_Goal_: Show each line from the listing that includes the word "total".

[Data entries]
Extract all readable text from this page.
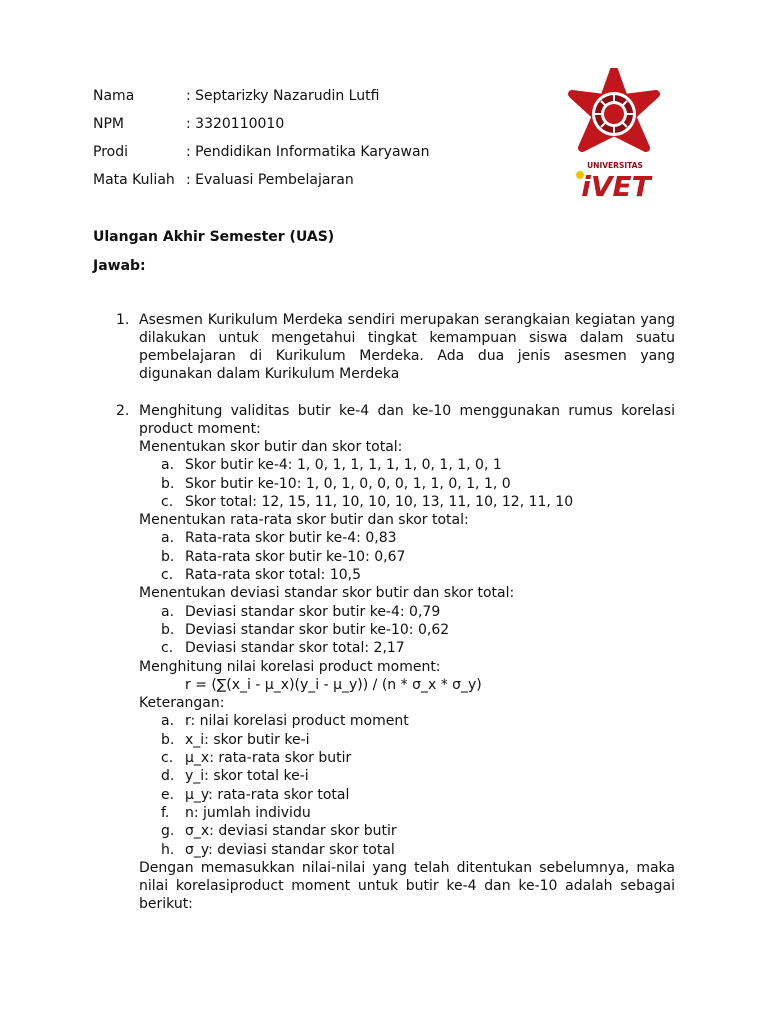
Nama	: Septarizky Nazarudin Lutfi
NPM	: 3320110010
Prodi	: Pendidikan Informatika Karyawan
Mata Kuliah : Evaluasi Pembelajaran
UNIVERSITAS
iVET
Ulangan Akhir Semester (UAS)
Jawab:
1. Asesmen Kurikulum Merdeka sendiri merupakan serangkaian kegiatan yang dilakukan untuk mengetahui tingkat kemampuan siswa dalam suatu pembelajaran di Kurikulum Merdeka. Ada dua jenis asesmen yang digunakan dalam Kurikulum Merdeka
2. Menghitung validitas butir ke-4 dan ke-10 menggunakan rumus korelasi product moment:
Menentukan skor butir dan skor total:
a. Skor butir ke-4: 1, 0, 1, 1, 1, 1, 1, 0, 1, 1, 0, 1
b. Skor butir ke-10: 1, 0, 1, 0, 0, 0, 1, 1, 0, 1, 1, 0
c. Skor total: 12, 15, 11, 10, 10, 10, 13, 11, 10, 12, 11, 10
Menentukan rata-rata skor butir dan skor total:
a. Rata-rata skor butir ke-4: 0,83
b. Rata-rata skor butir ke-10: 0,67
c. Rata-rata skor total: 10,5
Menentukan deviasi standar skor butir dan skor total:
a. Deviasi standar skor butir ke-4: 0,79
b. Deviasi standar skor butir ke-10: 0,62
c. Deviasi standar skor total: 2,17
Menghitung nilai korelasi product moment:
r = (∑(x_i - μ_x)(y_i - μ_y)) / (n * σ_x * σ_y)
Keterangan:
a. r: nilai korelasi product moment
b. x_i: skor butir ke-i
c. μ_x: rata-rata skor butir
d. y_i: skor total ke-i
e. μ_y: rata-rata skor total
f. n: jumlah individu
g. σ_x: deviasi standar skor butir
h. σ_y: deviasi standar skor total
Dengan memasukkan nilai-nilai yang telah ditentukan sebelumnya, maka nilai korelasiproduct moment untuk butir ke-4 dan ke-10 adalah sebagai berikut:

_Response_:
Menentukan skor butir dan skor total:
c. Skor total: 12, 15, 11, 10, 10, 10, 13, 11, 10, 12, 11, 10
Menentukan rata-rata skor butir dan skor total:
c. Rata-rata skor total: 10,5
Menentukan deviasi standar skor butir dan skor total:
c. Deviasi standar skor total: 2,17
d. y_i: skor total ke-i
e. μ_y: rata-rata skor total
h. σ_y: deviasi standar skor total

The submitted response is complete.